- _Stored data_
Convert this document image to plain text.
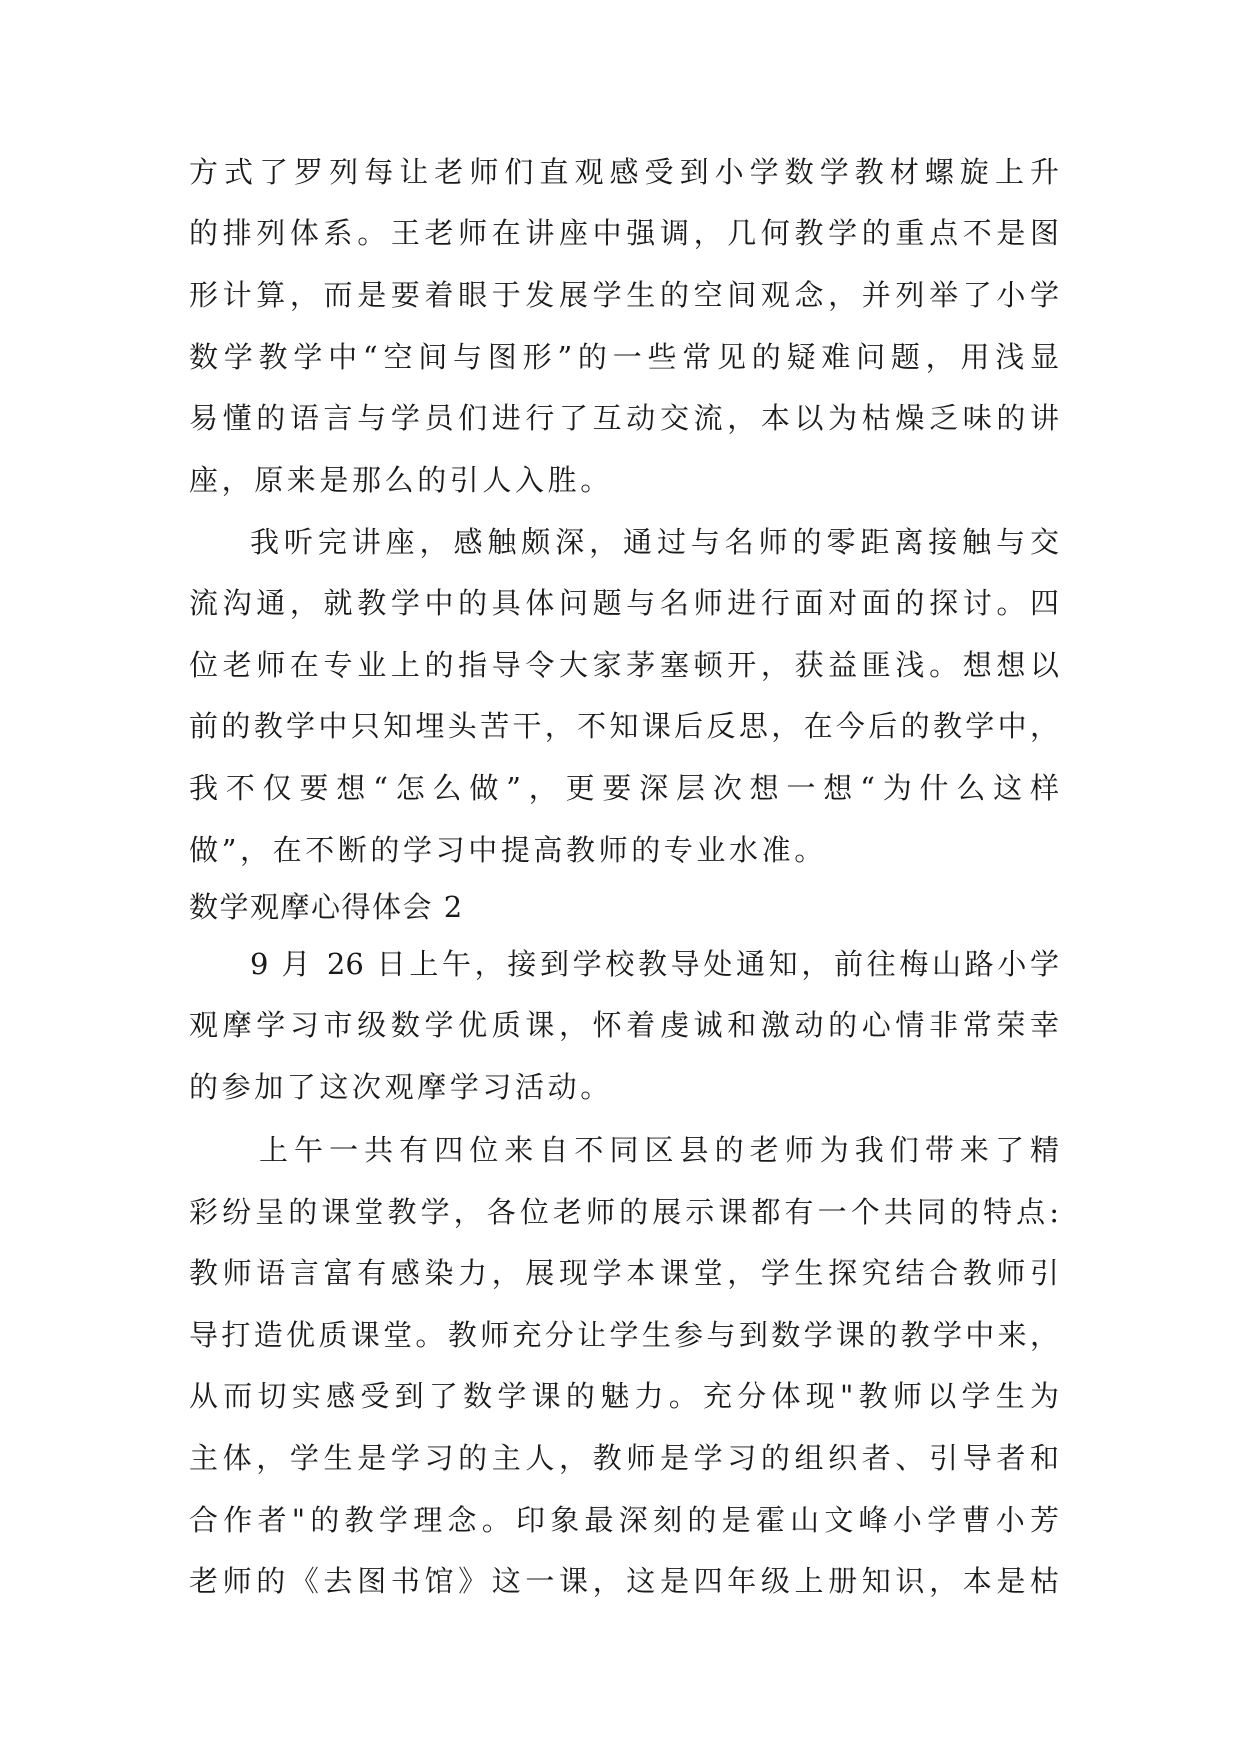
方式了罗列每让老师们直观感受到小学数学教材螺旋上升
的排列体系。王老师在讲座中强调，几何教学的重点不是图
形计算，而是要着眼于发展学生的空间观念，并列举了小学
数学教学中“空间与图形”的一些常见的疑难问题，用浅显
易懂的语言与学员们进行了互动交流，本以为枯燥乏味的讲
座，原来是那么的引人入胜。
我听完讲座，感触颇深，通过与名师的零距离接触与交
流沟通，就教学中的具体问题与名师进行面对面的探讨。四
位老师在专业上的指导令大家茅塞顿开，获益匪浅。想想以
前的教学中只知埋头苦干，不知课后反思，在今后的教学中，
我不仅要想“怎么做”，更要深层次想一想“为什么这样
做”，在不断的学习中提高教师的专业水准。
数学观摩心得体会 2
9 月 26 日上午，接到学校教导处通知，前往梅山路小学
观摩学习市级数学优质课，怀着虔诚和激动的心情非常荣幸
的参加了这次观摩学习活动。
上午一共有四位来自不同区县的老师为我们带来了精
彩纷呈的课堂教学，各位老师的展示课都有一个共同的特点:
教师语言富有感染力，展现学本课堂，学生探究结合教师引
导打造优质课堂。教师充分让学生参与到数学课的教学中来，
从而切实感受到了数学课的魅力。充分体现"教师以学生为
主体，学生是学习的主人，教师是学习的组织者、引导者和
合作者"的教学理念。印象最深刻的是霍山文峰小学曹小芳
老师的《去图书馆》这一课，这是四年级上册知识，本是枯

- _What is asked_
Repeat the records in full, exactly as they appear, without the pictures.

- _The output_
Convert this document image to plain text.
方式了罗列每让老师们直观感受到小学数学教材螺旋上升
的排列体系。王老师在讲座中强调，几何教学的重点不是图
形计算，而是要着眼于发展学生的空间观念，并列举了小学
数学教学中“空间与图形”的一些常见的疑难问题，用浅显
易懂的语言与学员们进行了互动交流，本以为枯燥乏味的讲
座，原来是那么的引人入胜。
我听完讲座，感触颇深，通过与名师的零距离接触与交
流沟通，就教学中的具体问题与名师进行面对面的探讨。四
位老师在专业上的指导令大家茅塞顿开，获益匪浅。想想以
前的教学中只知埋头苦干，不知课后反思，在今后的教学中，
我不仅要想“怎么做”，更要深层次想一想“为什么这样
做”，在不断的学习中提高教师的专业水准。
数学观摩心得体会 2
9 月 26 日上午，接到学校教导处通知，前往梅山路小学
观摩学习市级数学优质课，怀着虔诚和激动的心情非常荣幸
的参加了这次观摩学习活动。
上午一共有四位来自不同区县的老师为我们带来了精
彩纷呈的课堂教学，各位老师的展示课都有一个共同的特点:
教师语言富有感染力，展现学本课堂，学生探究结合教师引
导打造优质课堂。教师充分让学生参与到数学课的教学中来，
从而切实感受到了数学课的魅力。充分体现"教师以学生为
主体，学生是学习的主人，教师是学习的组织者、引导者和
合作者"的教学理念。印象最深刻的是霍山文峰小学曹小芳
老师的《去图书馆》这一课，这是四年级上册知识，本是枯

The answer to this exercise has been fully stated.